start EXTRACTED RECORDS
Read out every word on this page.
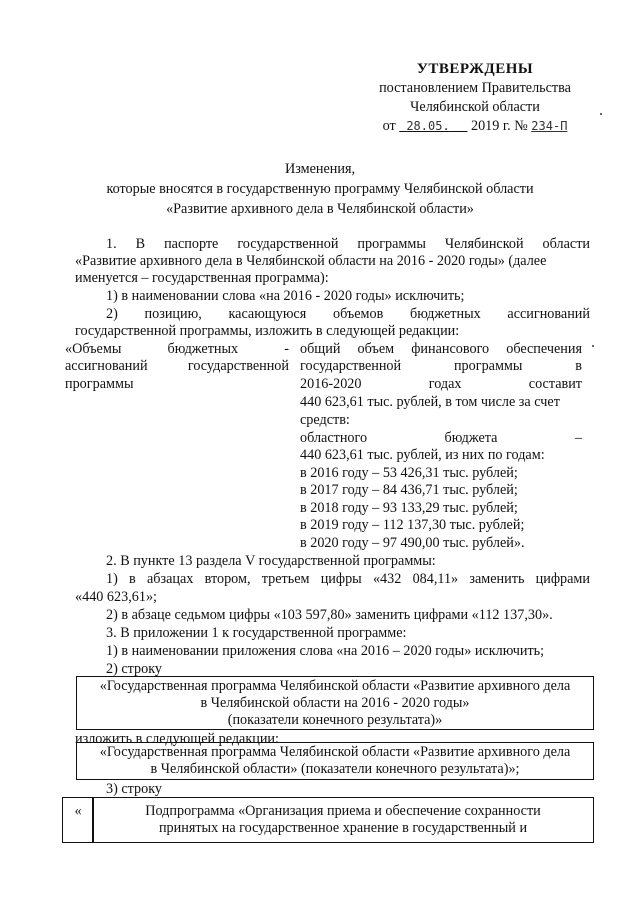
УТВЕРЖДЕНЫ
постановлением Правительства
Челябинской области
от 28.05. 2019 г. № 234-П
Изменения,
которые вносятся в государственную программу Челябинской области
«Развитие архивного дела в Челябинской области»
1. В паспорте государственной программы Челябинской области
«Развитие архивного дела в Челябинской области на 2016 - 2020 годы» (далее
именуется – государственная программа):
1) в наименовании слова «на 2016 - 2020 годы» исключить;
2) позицию, касающуюся объемов бюджетных ассигнований
государственной программы, изложить в следующей редакции:
«Объемы бюджетных -
ассигнований государственной
программы
общий объем финансового обеспечения
государственной программы в
2016-2020 годах составит
440 623,61 тыс. рублей, в том числе за счет
средств:
областного бюджета –
440 623,61 тыс. рублей, из них по годам:
в 2016 году – 53 426,31 тыс. рублей;
в 2017 году – 84 436,71 тыс. рублей;
в 2018 году – 93 133,29 тыс. рублей;
в 2019 году – 112 137,30 тыс. рублей;
в 2020 году – 97 490,00 тыс. рублей».
2. В пункте 13 раздела V государственной программы:
1) в абзацах втором, третьем цифры «432 084,11» заменить цифрами
«440 623,61»;
2) в абзаце седьмом цифры «103 597,80» заменить цифрами «112 137,30».
3. В приложении 1 к государственной программе:
1) в наименовании приложения слова «на 2016 – 2020 годы» исключить;
2) строку
«Государственная программа Челябинской области «Развитие архивного дела
в Челябинской области на 2016 - 2020 годы»
(показатели конечного результата)»
изложить в следующей редакции:
«Государственная программа Челябинской области «Развитие архивного дела
в Челябинской области» (показатели конечного результата)»;
3) строку
«	Подпрограмма «Организация приема и обеспечение сохранности
принятых на государственное хранение в государственный и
end EXTRACTED RECORDS
__WHAT THE TASK ASKS__: In the entries above, find each line with the string "Развитие" and copy it.

__REPLY TO THE EXERCISE__:
«Развитие архивного дела в Челябинской области»
«Развитие архивного дела в Челябинской области на 2016 - 2020 годы» (далее
«Государственная программа Челябинской области «Развитие архивного дела
«Государственная программа Челябинской области «Развитие архивного дела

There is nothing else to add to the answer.